[To be done] Your task is to print every entry below exactly as given.

[Collected data]

◇ ◇ ◇

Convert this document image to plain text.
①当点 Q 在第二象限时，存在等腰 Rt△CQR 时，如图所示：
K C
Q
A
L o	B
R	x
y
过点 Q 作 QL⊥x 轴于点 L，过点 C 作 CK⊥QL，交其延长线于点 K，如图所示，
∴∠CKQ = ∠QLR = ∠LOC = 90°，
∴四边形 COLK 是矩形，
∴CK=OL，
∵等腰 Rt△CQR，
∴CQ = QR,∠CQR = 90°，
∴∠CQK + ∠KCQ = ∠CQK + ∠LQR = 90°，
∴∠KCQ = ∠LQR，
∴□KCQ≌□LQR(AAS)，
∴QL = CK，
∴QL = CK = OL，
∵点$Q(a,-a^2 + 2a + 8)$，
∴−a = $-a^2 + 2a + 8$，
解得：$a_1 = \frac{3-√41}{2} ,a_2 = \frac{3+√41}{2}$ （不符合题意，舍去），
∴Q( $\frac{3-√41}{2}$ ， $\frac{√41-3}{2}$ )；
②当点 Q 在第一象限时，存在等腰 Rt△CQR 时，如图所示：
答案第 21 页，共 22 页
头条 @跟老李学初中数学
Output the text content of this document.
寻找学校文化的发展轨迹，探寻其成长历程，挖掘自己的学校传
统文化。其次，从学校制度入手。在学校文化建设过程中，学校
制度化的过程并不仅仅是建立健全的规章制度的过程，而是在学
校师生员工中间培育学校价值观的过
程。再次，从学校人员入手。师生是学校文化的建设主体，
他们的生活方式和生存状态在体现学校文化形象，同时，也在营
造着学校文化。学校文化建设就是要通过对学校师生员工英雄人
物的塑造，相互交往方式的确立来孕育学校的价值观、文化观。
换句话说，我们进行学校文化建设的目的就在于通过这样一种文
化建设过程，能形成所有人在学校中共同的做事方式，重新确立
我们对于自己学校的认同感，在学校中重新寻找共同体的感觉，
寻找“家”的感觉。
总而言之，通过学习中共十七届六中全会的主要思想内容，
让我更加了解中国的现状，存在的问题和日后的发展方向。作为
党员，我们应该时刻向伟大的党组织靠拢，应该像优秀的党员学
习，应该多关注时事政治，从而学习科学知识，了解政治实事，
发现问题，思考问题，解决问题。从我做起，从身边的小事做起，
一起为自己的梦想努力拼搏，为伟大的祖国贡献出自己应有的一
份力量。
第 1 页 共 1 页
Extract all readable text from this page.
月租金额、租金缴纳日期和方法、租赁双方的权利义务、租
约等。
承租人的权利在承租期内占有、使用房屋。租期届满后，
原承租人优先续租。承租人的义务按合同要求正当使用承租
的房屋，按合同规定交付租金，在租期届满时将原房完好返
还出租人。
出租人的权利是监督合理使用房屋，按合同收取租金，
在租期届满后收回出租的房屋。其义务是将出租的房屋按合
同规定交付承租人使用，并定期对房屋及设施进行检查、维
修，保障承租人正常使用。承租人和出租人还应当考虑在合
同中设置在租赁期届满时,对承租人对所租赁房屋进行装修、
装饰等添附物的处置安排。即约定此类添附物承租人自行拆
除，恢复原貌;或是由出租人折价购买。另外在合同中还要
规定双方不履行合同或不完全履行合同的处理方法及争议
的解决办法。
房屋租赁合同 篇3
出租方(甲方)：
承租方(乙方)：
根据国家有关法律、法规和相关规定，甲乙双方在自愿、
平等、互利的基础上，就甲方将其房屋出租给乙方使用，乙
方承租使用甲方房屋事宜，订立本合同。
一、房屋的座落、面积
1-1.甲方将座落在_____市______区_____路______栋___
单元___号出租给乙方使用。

◇ ◇ ◇

[Finished task]
Convert this document image to plain text.
①当点 Q 在第二象限时，存在等腰 Rt△CQR 时，如图所示：
K C
Q
A
L o	B
R	x
y
过点 Q 作 QL⊥x 轴于点 L，过点 C 作 CK⊥QL，交其延长线于点 K，如图所示，
∴∠CKQ = ∠QLR = ∠LOC = 90°，
∴四边形 COLK 是矩形，
∴CK=OL，
∵等腰 Rt△CQR，
∴CQ = QR,∠CQR = 90°，
∴∠CQK + ∠KCQ = ∠CQK + ∠LQR = 90°，
∴∠KCQ = ∠LQR，
∴□KCQ≌□LQR(AAS)，
∴QL = CK，
∴QL = CK = OL，
∵点$Q(a,-a^2 + 2a + 8)$，
∴−a = $-a^2 + 2a + 8$，
解得：$a_1 = \frac{3-√41}{2} ,a_2 = \frac{3+√41}{2}$ （不符合题意，舍去），
∴Q( $\frac{3-√41}{2}$ ， $\frac{√41-3}{2}$ )；
②当点 Q 在第一象限时，存在等腰 Rt△CQR 时，如图所示：
答案第 21 页，共 22 页
头条 @跟老李学初中数学
Output the text content of this document.
寻找学校文化的发展轨迹，探寻其成长历程，挖掘自己的学校传
统文化。其次，从学校制度入手。在学校文化建设过程中，学校
制度化的过程并不仅仅是建立健全的规章制度的过程，而是在学
校师生员工中间培育学校价值观的过
程。再次，从学校人员入手。师生是学校文化的建设主体，
他们的生活方式和生存状态在体现学校文化形象，同时，也在营
造着学校文化。学校文化建设就是要通过对学校师生员工英雄人
物的塑造，相互交往方式的确立来孕育学校的价值观、文化观。
换句话说，我们进行学校文化建设的目的就在于通过这样一种文
化建设过程，能形成所有人在学校中共同的做事方式，重新确立
我们对于自己学校的认同感，在学校中重新寻找共同体的感觉，
寻找“家”的感觉。
总而言之，通过学习中共十七届六中全会的主要思想内容，
让我更加了解中国的现状，存在的问题和日后的发展方向。作为
党员，我们应该时刻向伟大的党组织靠拢，应该像优秀的党员学
习，应该多关注时事政治，从而学习科学知识，了解政治实事，
发现问题，思考问题，解决问题。从我做起，从身边的小事做起，
一起为自己的梦想努力拼搏，为伟大的祖国贡献出自己应有的一
份力量。
第 1 页 共 1 页
Extract all readable text from this page.
月租金额、租金缴纳日期和方法、租赁双方的权利义务、租
约等。
承租人的权利在承租期内占有、使用房屋。租期届满后，
原承租人优先续租。承租人的义务按合同要求正当使用承租
的房屋，按合同规定交付租金，在租期届满时将原房完好返
还出租人。
出租人的权利是监督合理使用房屋，按合同收取租金，
在租期届满后收回出租的房屋。其义务是将出租的房屋按合
同规定交付承租人使用，并定期对房屋及设施进行检查、维
修，保障承租人正常使用。承租人和出租人还应当考虑在合
同中设置在租赁期届满时,对承租人对所租赁房屋进行装修、
装饰等添附物的处置安排。即约定此类添附物承租人自行拆
除，恢复原貌;或是由出租人折价购买。另外在合同中还要
规定双方不履行合同或不完全履行合同的处理方法及争议
的解决办法。
房屋租赁合同 篇3
出租方(甲方)：
承租方(乙方)：
根据国家有关法律、法规和相关规定，甲乙双方在自愿、
平等、互利的基础上，就甲方将其房屋出租给乙方使用，乙
方承租使用甲方房屋事宜，订立本合同。
一、房屋的座落、面积
1-1.甲方将座落在_____市______区_____路______栋___
单元___号出租给乙方使用。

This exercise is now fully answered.